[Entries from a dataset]

-------

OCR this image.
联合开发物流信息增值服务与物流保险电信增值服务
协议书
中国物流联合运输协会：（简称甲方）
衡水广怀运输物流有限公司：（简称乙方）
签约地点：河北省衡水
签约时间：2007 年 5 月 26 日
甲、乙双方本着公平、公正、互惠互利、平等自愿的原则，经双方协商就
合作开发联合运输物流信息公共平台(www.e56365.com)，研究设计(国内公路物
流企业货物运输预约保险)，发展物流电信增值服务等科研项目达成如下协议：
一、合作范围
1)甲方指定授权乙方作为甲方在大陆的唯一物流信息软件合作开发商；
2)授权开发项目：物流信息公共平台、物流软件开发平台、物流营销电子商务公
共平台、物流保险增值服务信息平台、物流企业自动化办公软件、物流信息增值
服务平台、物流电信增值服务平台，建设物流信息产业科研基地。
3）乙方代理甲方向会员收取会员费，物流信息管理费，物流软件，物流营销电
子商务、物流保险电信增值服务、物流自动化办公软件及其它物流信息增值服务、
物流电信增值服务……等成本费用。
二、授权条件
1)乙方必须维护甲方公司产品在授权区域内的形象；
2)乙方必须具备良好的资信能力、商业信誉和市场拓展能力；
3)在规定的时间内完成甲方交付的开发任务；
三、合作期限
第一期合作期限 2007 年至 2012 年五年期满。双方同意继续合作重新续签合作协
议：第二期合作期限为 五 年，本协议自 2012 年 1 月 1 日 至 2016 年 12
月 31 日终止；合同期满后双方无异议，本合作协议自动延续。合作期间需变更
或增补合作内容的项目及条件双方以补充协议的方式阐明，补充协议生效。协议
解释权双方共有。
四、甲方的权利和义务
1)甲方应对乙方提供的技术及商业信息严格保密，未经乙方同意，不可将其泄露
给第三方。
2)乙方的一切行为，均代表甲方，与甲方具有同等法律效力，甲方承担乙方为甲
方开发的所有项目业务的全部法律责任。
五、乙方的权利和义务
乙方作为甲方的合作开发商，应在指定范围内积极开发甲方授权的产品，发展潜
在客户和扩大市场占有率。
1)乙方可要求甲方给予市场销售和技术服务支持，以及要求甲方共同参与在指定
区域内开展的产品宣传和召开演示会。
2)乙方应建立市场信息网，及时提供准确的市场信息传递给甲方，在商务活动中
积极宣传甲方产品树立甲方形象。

-------

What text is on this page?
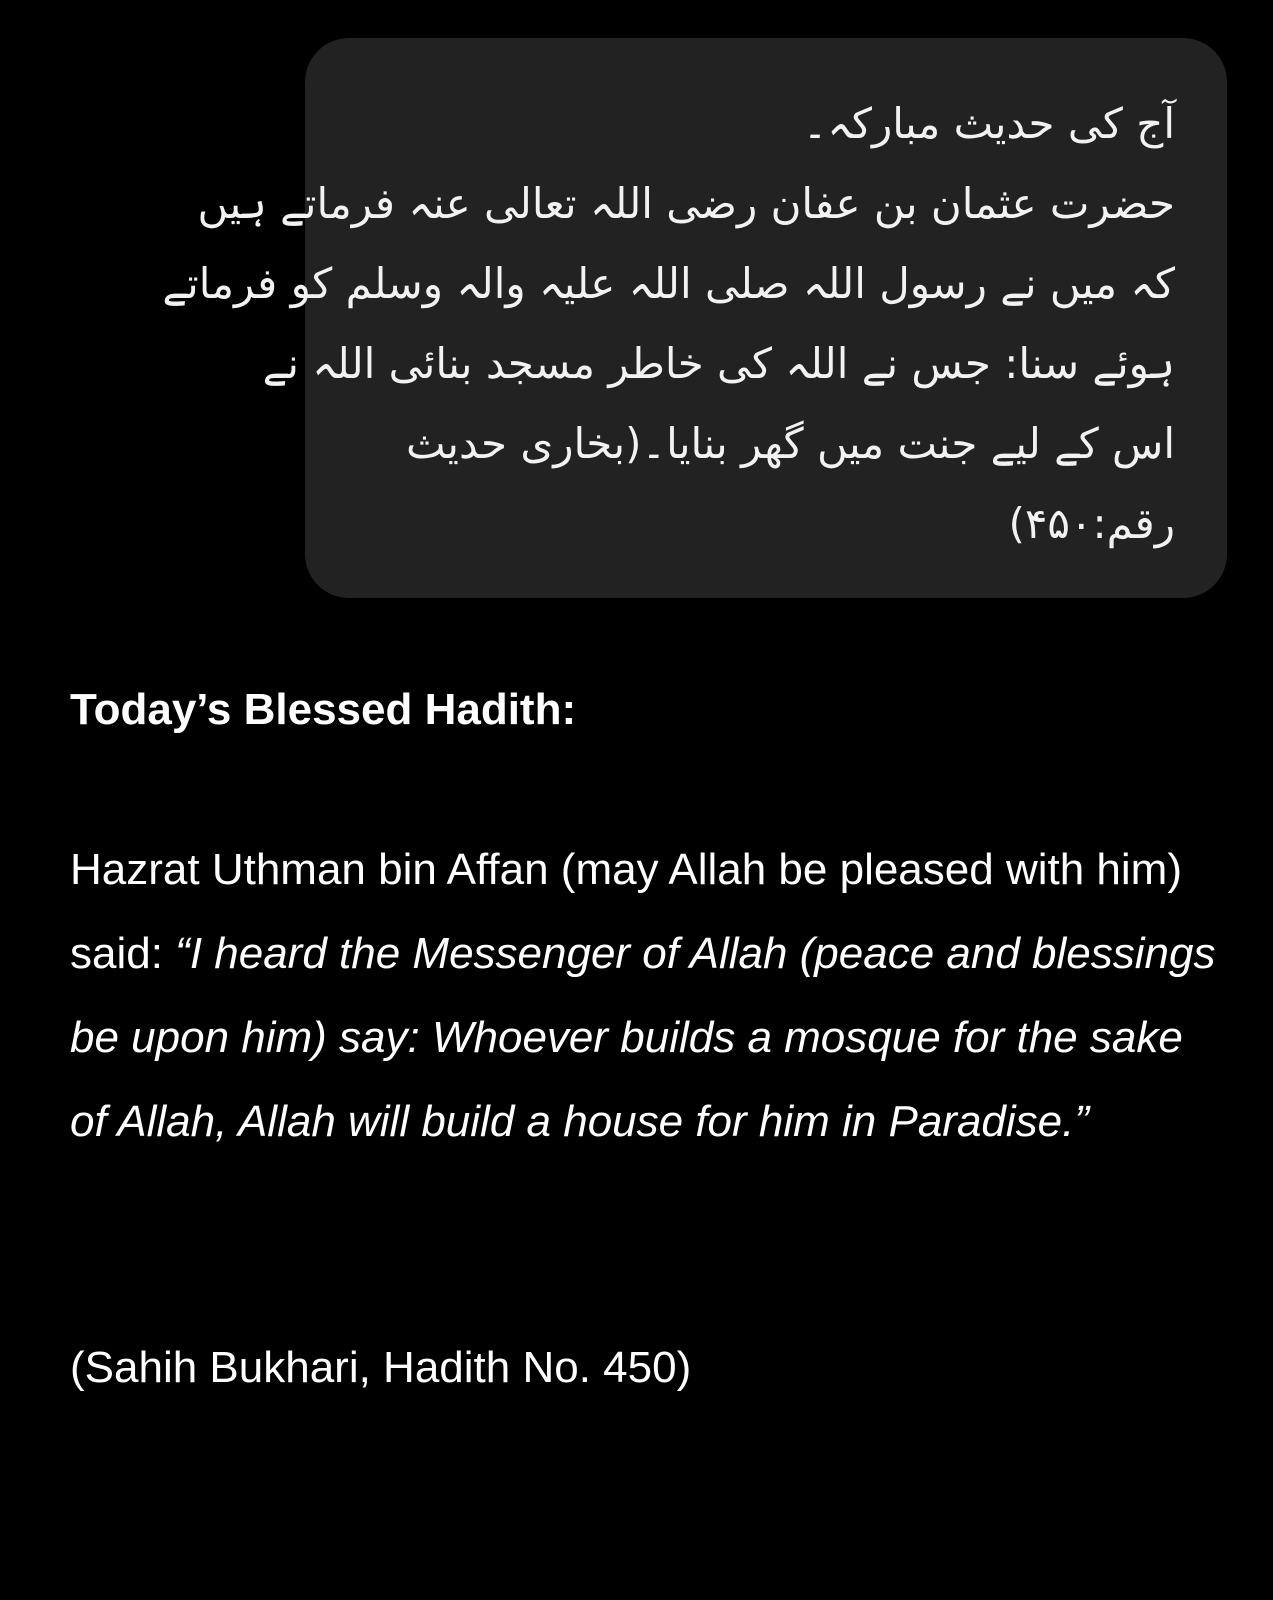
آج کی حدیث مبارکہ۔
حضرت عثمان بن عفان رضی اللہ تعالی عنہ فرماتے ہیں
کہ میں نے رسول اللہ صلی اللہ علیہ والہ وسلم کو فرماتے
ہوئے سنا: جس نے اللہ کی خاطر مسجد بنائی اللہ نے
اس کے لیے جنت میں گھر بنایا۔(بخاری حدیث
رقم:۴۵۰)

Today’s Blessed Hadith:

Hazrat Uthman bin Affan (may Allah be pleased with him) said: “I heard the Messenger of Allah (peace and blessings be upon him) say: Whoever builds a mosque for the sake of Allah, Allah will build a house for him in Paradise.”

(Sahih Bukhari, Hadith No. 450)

-------

Work to do
Return each line with "حدیث".

Exercise response
آج کی حدیث مبارکہ۔
اس کے لیے جنت میں گھر بنایا۔(بخاری حدیث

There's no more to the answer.